[Goal] Restate, word for word, all of the material shown below.
• • •
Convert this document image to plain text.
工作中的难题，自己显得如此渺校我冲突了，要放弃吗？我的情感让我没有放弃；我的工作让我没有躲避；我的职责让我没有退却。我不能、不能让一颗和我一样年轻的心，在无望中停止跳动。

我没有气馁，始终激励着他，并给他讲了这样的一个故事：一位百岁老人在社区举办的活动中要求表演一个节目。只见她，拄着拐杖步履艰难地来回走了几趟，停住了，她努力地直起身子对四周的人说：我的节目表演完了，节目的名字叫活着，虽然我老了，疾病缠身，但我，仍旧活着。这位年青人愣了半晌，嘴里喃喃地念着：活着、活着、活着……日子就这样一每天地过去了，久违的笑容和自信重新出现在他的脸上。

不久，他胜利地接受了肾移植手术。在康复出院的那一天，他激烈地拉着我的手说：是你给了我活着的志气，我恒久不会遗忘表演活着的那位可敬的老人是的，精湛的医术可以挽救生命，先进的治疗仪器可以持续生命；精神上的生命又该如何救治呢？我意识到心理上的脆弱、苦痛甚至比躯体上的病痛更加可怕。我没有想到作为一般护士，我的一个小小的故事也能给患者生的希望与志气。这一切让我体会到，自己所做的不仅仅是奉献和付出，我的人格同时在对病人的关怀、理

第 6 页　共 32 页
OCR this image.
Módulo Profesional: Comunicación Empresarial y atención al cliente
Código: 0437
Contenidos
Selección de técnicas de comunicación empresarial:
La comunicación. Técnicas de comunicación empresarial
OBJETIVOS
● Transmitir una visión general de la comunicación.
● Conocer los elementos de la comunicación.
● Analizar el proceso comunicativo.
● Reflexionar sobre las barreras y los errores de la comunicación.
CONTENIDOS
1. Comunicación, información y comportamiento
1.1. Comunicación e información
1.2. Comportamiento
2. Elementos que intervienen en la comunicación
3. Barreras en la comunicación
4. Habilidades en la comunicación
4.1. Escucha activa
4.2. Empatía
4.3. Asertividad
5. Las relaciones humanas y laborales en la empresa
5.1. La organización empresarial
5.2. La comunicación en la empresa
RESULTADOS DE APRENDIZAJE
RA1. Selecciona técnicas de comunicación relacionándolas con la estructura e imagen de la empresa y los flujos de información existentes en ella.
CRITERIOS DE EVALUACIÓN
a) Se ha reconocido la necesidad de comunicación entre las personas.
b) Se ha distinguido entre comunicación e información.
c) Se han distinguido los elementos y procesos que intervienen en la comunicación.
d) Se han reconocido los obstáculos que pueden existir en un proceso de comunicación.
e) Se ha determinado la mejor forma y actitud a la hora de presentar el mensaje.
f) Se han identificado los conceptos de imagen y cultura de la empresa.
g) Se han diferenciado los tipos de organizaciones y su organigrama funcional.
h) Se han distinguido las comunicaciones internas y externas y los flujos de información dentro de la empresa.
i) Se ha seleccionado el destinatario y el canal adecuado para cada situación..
• • •
[Result of the exercise]
Convert this document image to plain text.
工作中的难题，自己显得如此渺校我冲突了，要放弃吗？我的情感让我没有放弃；我的工作让我没有躲避；我的职责让我没有退却。我不能、不能让一颗和我一样年轻的心，在无望中停止跳动。

我没有气馁，始终激励着他，并给他讲了这样的一个故事：一位百岁老人在社区举办的活动中要求表演一个节目。只见她，拄着拐杖步履艰难地来回走了几趟，停住了，她努力地直起身子对四周的人说：我的节目表演完了，节目的名字叫活着，虽然我老了，疾病缠身，但我，仍旧活着。这位年青人愣了半晌，嘴里喃喃地念着：活着、活着、活着……日子就这样一每天地过去了，久违的笑容和自信重新出现在他的脸上。

不久，他胜利地接受了肾移植手术。在康复出院的那一天，他激烈地拉着我的手说：是你给了我活着的志气，我恒久不会遗忘表演活着的那位可敬的老人是的，精湛的医术可以挽救生命，先进的治疗仪器可以持续生命；精神上的生命又该如何救治呢？我意识到心理上的脆弱、苦痛甚至比躯体上的病痛更加可怕。我没有想到作为一般护士，我的一个小小的故事也能给患者生的希望与志气。这一切让我体会到，自己所做的不仅仅是奉献和付出，我的人格同时在对病人的关怀、理

第 6 页　共 32 页
OCR this image.
Módulo Profesional: Comunicación Empresarial y atención al cliente
Código: 0437
Contenidos
Selección de técnicas de comunicación empresarial:
La comunicación. Técnicas de comunicación empresarial
OBJETIVOS
● Transmitir una visión general de la comunicación.
● Conocer los elementos de la comunicación.
● Analizar el proceso comunicativo.
● Reflexionar sobre las barreras y los errores de la comunicación.
CONTENIDOS
1. Comunicación, información y comportamiento
1.1. Comunicación e información
1.2. Comportamiento
2. Elementos que intervienen en la comunicación
3. Barreras en la comunicación
4. Habilidades en la comunicación
4.1. Escucha activa
4.2. Empatía
4.3. Asertividad
5. Las relaciones humanas y laborales en la empresa
5.1. La organización empresarial
5.2. La comunicación en la empresa
RESULTADOS DE APRENDIZAJE
RA1. Selecciona técnicas de comunicación relacionándolas con la estructura e imagen de la empresa y los flujos de información existentes en ella.
CRITERIOS DE EVALUACIÓN
a) Se ha reconocido la necesidad de comunicación entre las personas.
b) Se ha distinguido entre comunicación e información.
c) Se han distinguido los elementos y procesos que intervienen en la comunicación.
d) Se han reconocido los obstáculos que pueden existir en un proceso de comunicación.
e) Se ha determinado la mejor forma y actitud a la hora de presentar el mensaje.
f) Se han identificado los conceptos de imagen y cultura de la empresa.
g) Se han diferenciado los tipos de organizaciones y su organigrama funcional.
h) Se han distinguido las comunicaciones internas y externas y los flujos de información dentro de la empresa.
i) Se ha seleccionado el destinatario y el canal adecuado para cada situación..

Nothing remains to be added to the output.